• **AIM OF THE EXERCISE**: Repeat the material exactly, every line of it.

• • •

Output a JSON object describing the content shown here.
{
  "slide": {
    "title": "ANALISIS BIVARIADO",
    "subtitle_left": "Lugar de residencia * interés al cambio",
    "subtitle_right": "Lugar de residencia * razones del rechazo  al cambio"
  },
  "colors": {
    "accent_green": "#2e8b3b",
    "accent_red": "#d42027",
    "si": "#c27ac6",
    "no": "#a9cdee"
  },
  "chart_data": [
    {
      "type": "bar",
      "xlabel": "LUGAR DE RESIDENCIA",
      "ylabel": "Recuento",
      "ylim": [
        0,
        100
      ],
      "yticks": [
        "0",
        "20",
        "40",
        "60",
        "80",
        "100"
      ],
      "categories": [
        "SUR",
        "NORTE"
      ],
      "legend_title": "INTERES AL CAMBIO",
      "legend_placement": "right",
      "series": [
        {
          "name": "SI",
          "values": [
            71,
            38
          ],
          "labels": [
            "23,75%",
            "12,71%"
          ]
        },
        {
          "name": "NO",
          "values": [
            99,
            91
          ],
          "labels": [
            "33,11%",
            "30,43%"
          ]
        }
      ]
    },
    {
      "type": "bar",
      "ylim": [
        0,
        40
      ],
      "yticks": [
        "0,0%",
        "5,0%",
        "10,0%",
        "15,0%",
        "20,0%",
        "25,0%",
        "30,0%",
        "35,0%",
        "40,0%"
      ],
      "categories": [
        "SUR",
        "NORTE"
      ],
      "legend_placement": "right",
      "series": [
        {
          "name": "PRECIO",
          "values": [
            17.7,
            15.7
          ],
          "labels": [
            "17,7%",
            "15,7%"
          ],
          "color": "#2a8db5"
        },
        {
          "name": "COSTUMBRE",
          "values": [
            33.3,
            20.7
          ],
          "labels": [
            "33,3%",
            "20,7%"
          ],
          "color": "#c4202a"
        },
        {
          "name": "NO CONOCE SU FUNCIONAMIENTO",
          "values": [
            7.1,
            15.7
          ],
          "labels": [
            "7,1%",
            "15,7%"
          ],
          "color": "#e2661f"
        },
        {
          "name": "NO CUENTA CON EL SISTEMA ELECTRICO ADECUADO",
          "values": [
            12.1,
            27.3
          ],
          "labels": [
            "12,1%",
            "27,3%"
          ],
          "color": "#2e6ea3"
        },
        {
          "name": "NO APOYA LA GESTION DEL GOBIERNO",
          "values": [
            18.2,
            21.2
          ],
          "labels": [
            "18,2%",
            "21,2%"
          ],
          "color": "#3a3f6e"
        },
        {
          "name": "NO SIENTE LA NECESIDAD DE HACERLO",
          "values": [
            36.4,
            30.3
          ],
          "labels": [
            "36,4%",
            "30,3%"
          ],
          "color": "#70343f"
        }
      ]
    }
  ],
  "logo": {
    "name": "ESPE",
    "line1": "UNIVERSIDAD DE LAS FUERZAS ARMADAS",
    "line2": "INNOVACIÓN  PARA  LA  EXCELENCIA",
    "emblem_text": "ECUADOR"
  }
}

• • •

• **THE COMPLETED TASK**:
Output a JSON object describing the content shown here.
{
  "slide": {
    "title": "ANALISIS BIVARIADO",
    "subtitle_left": "Lugar de residencia * interés al cambio",
    "subtitle_right": "Lugar de residencia * razones del rechazo  al cambio"
  },
  "colors": {
    "accent_green": "#2e8b3b",
    "accent_red": "#d42027",
    "si": "#c27ac6",
    "no": "#a9cdee"
  },
  "chart_data": [
    {
      "type": "bar",
      "xlabel": "LUGAR DE RESIDENCIA",
      "ylabel": "Recuento",
      "ylim": [
        0,
        100
      ],
      "yticks": [
        "0",
        "20",
        "40",
        "60",
        "80",
        "100"
      ],
      "categories": [
        "SUR",
        "NORTE"
      ],
      "legend_title": "INTERES AL CAMBIO",
      "legend_placement": "right",
      "series": [
        {
          "name": "SI",
          "values": [
            71,
            38
          ],
          "labels": [
            "23,75%",
            "12,71%"
          ]
        },
        {
          "name": "NO",
          "values": [
            99,
            91
          ],
          "labels": [
            "33,11%",
            "30,43%"
          ]
        }
      ]
    },
    {
      "type": "bar",
      "ylim": [
        0,
        40
      ],
      "yticks": [
        "0,0%",
        "5,0%",
        "10,0%",
        "15,0%",
        "20,0%",
        "25,0%",
        "30,0%",
        "35,0%",
        "40,0%"
      ],
      "categories": [
        "SUR",
        "NORTE"
      ],
      "legend_placement": "right",
      "series": [
        {
          "name": "PRECIO",
          "values": [
            17.7,
            15.7
          ],
          "labels": [
            "17,7%",
            "15,7%"
          ],
          "color": "#2a8db5"
        },
        {
          "name": "COSTUMBRE",
          "values": [
            33.3,
            20.7
          ],
          "labels": [
            "33,3%",
            "20,7%"
          ],
          "color": "#c4202a"
        },
        {
          "name": "NO CONOCE SU FUNCIONAMIENTO",
          "values": [
            7.1,
            15.7
          ],
          "labels": [
            "7,1%",
            "15,7%"
          ],
          "color": "#e2661f"
        },
        {
          "name": "NO CUENTA CON EL SISTEMA ELECTRICO ADECUADO",
          "values": [
            12.1,
            27.3
          ],
          "labels": [
            "12,1%",
            "27,3%"
          ],
          "color": "#2e6ea3"
        },
        {
          "name": "NO APOYA LA GESTION DEL GOBIERNO",
          "values": [
            18.2,
            21.2
          ],
          "labels": [
            "18,2%",
            "21,2%"
          ],
          "color": "#3a3f6e"
        },
        {
          "name": "NO SIENTE LA NECESIDAD DE HACERLO",
          "values": [
            36.4,
            30.3
          ],
          "labels": [
            "36,4%",
            "30,3%"
          ],
          "color": "#70343f"
        }
      ]
    }
  ],
  "logo": {
    "name": "ESPE",
    "line1": "UNIVERSIDAD DE LAS FUERZAS ARMADAS",
    "line2": "INNOVACIÓN  PARA  LA  EXCELENCIA",
    "emblem_text": "ECUADOR"
  }
}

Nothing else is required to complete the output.